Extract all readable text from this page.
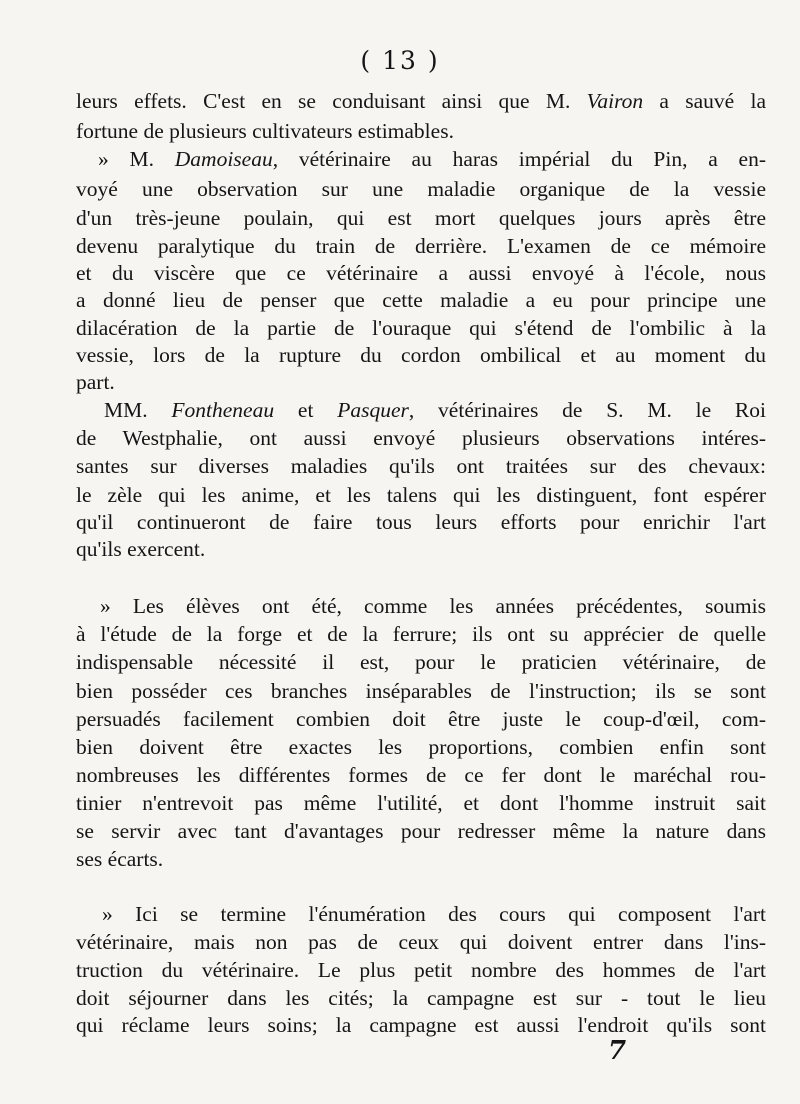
( 13 )
leurs effets. C'est en se conduisant ainsi que M. Vairon a sauvé la
fortune de plusieurs cultivateurs estimables.
» M. Damoiseau, vétérinaire au haras impérial du Pin, a en-
voyé une observation sur une maladie organique de la vessie
d'un très-jeune poulain, qui est mort quelques jours après être
devenu paralytique du train de derrière. L'examen de ce mémoire
et du viscère que ce vétérinaire a aussi envoyé à l'école, nous
a donné lieu de penser que cette maladie a eu pour principe une
dilacération de la partie de l'ouraque qui s'étend de l'ombilic à la
vessie, lors de la rupture du cordon ombilical et au moment du
part.
MM. Fontheneau et Pasquer, vétérinaires de S. M. le Roi
de Westphalie, ont aussi envoyé plusieurs observations intéres-
santes sur diverses maladies qu'ils ont traitées sur des chevaux:
le zèle qui les anime, et les talens qui les distinguent, font espérer
qu'il continueront de faire tous leurs efforts pour enrichir l'art
qu'ils exercent.
» Les élèves ont été, comme les années précédentes, soumis
à l'étude de la forge et de la ferrure; ils ont su apprécier de quelle
indispensable nécessité il est, pour le praticien vétérinaire, de
bien posséder ces branches inséparables de l'instruction; ils se sont
persuadés facilement combien doit être juste le coup-d'œil, com-
bien doivent être exactes les proportions, combien enfin sont
nombreuses les différentes formes de ce fer dont le maréchal rou-
tinier n'entrevoit pas même l'utilité, et dont l'homme instruit sait
se servir avec tant d'avantages pour redresser même la nature dans
ses écarts.
» Ici se termine l'énumération des cours qui composent l'art
vétérinaire, mais non pas de ceux qui doivent entrer dans l'ins-
truction du vétérinaire. Le plus petit nombre des hommes de l'art
doit séjourner dans les cités; la campagne est sur - tout le lieu
qui réclame leurs soins; la campagne est aussi l'endroit qu'ils sont
7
########################################
THE TASK => Choose all lines containing the string "vessie" and copy them out.

ANSWER TO THE TASK =>
voyé une observation sur une maladie organique de la vessie
vessie, lors de la rupture du cordon ombilical et au moment du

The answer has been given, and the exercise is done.